/---

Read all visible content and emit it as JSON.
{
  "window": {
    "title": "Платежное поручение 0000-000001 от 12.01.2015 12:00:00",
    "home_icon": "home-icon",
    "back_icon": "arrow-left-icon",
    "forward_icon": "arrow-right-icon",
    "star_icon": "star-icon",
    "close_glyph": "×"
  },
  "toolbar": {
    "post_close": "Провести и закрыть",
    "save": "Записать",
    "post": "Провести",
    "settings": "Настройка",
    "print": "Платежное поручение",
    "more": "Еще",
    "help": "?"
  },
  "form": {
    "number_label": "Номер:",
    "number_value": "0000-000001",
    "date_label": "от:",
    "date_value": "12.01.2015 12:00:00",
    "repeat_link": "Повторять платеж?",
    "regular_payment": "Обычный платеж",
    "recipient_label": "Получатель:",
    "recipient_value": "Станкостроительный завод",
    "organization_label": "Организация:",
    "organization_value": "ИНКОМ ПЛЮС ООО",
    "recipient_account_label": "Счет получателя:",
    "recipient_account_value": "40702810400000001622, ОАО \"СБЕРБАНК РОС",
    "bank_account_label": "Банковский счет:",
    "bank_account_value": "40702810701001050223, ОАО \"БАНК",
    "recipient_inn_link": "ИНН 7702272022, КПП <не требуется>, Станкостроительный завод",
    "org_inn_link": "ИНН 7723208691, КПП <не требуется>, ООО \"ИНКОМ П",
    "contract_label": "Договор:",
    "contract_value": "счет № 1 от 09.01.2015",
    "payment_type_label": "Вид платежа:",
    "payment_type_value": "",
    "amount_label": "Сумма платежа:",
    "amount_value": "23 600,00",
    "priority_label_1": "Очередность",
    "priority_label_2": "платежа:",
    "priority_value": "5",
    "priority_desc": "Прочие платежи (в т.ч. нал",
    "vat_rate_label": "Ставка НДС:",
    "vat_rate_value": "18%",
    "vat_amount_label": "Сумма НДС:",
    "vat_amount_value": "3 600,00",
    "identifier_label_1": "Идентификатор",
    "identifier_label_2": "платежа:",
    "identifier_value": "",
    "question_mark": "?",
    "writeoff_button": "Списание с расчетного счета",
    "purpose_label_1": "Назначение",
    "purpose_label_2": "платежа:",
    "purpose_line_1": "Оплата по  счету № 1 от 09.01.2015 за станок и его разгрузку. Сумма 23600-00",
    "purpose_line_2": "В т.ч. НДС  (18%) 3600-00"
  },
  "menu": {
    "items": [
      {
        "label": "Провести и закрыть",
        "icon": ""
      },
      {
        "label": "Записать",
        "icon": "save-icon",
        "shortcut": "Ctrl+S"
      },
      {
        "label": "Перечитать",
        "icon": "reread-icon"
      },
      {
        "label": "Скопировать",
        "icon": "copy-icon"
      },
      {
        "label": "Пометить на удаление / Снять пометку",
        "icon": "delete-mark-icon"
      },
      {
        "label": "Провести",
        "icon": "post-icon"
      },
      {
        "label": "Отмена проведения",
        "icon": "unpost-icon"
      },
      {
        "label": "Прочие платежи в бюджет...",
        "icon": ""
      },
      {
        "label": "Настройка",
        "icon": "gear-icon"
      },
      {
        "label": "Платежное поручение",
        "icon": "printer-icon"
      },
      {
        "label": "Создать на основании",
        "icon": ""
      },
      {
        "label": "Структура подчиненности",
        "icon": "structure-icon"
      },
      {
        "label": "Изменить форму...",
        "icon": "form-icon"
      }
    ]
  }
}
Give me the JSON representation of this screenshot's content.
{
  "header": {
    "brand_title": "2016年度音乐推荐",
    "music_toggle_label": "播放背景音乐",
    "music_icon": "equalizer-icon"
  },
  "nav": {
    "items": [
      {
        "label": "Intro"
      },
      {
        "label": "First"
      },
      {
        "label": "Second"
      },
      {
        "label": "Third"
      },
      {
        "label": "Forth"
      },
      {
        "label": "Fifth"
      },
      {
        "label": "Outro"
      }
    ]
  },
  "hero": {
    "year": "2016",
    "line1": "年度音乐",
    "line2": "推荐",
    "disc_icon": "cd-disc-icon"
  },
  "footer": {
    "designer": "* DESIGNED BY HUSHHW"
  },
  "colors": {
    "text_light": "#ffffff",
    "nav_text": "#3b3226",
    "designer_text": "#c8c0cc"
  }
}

\---

● **REQUIRED TASK**:
From the entries, copy out each line containing the word "закрыть".

● **RESULT OF THE TASK**:
    "post_close": "Провести и закрыть",
        "label": "Провести и закрыть",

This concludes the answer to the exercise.